Locate every line in the records below that contains the word "structured", and copy each one.

* * * * * * * * *

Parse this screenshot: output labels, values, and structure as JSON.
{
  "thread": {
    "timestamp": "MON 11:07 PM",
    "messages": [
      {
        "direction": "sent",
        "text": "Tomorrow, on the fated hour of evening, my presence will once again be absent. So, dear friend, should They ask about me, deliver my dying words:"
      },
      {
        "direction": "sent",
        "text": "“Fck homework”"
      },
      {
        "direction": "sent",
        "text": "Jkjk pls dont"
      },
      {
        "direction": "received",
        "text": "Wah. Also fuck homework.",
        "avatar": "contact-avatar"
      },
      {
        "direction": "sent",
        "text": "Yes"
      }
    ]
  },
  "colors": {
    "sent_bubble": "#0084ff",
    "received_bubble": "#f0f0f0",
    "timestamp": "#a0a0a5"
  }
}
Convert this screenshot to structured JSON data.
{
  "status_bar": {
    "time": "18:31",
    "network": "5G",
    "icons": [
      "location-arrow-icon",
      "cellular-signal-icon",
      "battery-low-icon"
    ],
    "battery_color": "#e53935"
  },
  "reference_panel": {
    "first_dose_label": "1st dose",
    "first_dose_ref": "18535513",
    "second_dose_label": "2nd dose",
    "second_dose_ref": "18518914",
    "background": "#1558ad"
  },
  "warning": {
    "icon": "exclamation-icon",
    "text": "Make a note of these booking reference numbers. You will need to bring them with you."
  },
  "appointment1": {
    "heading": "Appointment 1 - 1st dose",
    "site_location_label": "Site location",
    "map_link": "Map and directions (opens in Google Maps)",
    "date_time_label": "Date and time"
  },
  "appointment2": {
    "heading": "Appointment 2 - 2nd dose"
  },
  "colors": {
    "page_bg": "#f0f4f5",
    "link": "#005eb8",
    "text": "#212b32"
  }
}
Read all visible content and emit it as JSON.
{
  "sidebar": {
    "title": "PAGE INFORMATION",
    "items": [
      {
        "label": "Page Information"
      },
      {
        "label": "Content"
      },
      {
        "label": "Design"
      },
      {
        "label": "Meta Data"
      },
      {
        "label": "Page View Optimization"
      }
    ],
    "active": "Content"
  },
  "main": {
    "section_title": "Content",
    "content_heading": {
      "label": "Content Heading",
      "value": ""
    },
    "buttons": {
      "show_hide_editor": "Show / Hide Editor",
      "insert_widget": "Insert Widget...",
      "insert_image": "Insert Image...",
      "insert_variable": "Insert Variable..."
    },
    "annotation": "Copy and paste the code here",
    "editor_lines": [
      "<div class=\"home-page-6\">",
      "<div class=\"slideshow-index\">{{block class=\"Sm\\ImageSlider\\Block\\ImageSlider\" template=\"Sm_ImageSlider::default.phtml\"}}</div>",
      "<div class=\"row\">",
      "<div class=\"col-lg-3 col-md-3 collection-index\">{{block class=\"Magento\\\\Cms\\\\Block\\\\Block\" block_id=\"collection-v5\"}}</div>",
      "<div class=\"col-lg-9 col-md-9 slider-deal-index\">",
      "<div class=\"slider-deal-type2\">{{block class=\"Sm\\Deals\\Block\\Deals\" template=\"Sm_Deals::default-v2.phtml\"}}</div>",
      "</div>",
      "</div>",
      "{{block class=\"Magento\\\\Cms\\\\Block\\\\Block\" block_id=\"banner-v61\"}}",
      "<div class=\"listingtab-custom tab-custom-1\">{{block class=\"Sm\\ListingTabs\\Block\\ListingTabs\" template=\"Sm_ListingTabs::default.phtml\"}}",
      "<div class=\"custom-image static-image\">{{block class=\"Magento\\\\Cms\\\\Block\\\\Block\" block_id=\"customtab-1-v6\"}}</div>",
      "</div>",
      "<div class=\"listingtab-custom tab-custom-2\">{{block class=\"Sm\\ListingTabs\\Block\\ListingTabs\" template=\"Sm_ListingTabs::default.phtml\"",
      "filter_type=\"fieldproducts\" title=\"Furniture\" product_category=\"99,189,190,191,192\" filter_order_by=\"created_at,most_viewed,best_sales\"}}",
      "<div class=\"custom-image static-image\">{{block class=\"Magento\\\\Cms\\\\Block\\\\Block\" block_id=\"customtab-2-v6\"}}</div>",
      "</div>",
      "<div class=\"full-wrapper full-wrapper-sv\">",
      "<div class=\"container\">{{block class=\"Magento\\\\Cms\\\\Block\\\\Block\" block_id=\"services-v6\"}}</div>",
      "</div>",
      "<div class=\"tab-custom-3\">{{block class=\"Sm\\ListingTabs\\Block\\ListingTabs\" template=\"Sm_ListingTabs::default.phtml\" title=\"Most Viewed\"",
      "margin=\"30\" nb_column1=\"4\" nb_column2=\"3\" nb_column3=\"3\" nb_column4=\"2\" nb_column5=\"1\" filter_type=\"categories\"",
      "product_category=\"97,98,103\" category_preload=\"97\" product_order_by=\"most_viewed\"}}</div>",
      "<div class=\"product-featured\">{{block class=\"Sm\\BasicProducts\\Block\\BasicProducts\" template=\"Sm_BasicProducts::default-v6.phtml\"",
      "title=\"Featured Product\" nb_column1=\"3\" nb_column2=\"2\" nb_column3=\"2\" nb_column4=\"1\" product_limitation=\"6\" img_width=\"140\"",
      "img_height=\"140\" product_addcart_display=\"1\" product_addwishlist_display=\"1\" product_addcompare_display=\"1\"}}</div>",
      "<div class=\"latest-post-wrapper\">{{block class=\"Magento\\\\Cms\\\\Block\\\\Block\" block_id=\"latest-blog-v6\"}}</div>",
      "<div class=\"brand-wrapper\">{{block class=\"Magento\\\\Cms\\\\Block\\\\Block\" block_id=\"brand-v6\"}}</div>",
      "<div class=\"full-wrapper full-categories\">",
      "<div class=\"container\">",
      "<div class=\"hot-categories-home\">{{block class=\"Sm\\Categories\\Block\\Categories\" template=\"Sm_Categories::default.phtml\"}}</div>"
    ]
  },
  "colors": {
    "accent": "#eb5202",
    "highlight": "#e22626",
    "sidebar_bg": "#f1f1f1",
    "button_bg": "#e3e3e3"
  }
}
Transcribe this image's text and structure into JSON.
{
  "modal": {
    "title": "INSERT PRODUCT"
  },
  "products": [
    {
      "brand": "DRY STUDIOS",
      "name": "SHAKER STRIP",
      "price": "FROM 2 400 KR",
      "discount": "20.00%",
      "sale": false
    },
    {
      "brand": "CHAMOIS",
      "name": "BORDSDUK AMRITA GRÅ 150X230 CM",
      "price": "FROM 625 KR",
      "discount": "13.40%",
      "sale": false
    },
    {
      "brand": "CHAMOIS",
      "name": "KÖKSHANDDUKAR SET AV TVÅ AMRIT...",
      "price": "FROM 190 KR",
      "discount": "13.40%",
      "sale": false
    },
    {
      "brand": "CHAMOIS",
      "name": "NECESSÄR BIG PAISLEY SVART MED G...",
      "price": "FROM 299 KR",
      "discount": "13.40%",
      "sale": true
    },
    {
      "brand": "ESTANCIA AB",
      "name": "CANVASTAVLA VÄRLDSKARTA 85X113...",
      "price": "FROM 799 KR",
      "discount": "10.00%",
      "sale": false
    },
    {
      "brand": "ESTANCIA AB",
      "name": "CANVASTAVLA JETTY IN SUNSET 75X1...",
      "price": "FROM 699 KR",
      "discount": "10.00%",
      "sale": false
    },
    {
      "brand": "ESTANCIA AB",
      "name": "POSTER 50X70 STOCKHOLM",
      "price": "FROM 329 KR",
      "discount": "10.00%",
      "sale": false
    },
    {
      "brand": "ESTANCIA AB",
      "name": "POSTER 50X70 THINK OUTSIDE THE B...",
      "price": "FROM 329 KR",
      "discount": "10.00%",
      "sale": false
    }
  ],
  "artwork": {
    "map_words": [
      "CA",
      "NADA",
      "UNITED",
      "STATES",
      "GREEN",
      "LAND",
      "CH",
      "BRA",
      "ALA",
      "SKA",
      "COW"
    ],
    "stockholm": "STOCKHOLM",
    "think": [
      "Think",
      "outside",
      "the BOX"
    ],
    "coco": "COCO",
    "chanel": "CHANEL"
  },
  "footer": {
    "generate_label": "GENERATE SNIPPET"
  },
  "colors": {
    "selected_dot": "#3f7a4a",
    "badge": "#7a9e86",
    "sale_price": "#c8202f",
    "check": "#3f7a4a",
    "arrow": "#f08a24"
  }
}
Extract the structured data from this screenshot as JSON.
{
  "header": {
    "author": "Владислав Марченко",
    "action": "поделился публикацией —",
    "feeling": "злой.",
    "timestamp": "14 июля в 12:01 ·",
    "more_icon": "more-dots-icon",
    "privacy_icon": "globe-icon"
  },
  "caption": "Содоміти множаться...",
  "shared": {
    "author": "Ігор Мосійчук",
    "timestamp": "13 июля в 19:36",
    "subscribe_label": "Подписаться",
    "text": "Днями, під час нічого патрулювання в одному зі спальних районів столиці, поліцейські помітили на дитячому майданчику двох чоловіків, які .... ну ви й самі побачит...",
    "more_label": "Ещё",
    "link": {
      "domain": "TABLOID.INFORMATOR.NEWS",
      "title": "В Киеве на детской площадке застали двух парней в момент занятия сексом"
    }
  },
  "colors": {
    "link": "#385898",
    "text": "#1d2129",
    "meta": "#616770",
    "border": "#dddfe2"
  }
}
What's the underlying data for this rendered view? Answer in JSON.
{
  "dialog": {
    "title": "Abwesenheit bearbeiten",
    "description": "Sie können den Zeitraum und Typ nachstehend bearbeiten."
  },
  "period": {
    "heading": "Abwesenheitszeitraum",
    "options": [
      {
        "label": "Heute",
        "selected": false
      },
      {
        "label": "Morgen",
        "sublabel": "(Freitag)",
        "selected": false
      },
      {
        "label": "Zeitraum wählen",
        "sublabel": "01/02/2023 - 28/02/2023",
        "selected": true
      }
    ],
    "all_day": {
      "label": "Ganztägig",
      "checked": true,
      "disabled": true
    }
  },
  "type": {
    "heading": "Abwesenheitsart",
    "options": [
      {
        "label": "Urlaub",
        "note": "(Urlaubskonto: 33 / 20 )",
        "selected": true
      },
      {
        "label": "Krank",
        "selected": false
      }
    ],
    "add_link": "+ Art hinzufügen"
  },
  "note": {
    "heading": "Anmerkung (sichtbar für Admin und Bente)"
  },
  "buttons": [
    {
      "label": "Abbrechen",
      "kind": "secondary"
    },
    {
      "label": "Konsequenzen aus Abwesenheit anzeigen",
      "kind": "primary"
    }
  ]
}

* * * * * * * * *

**Exercise response**
Convert this screenshot to structured JSON data.
Extract the structured data from this screenshot as JSON.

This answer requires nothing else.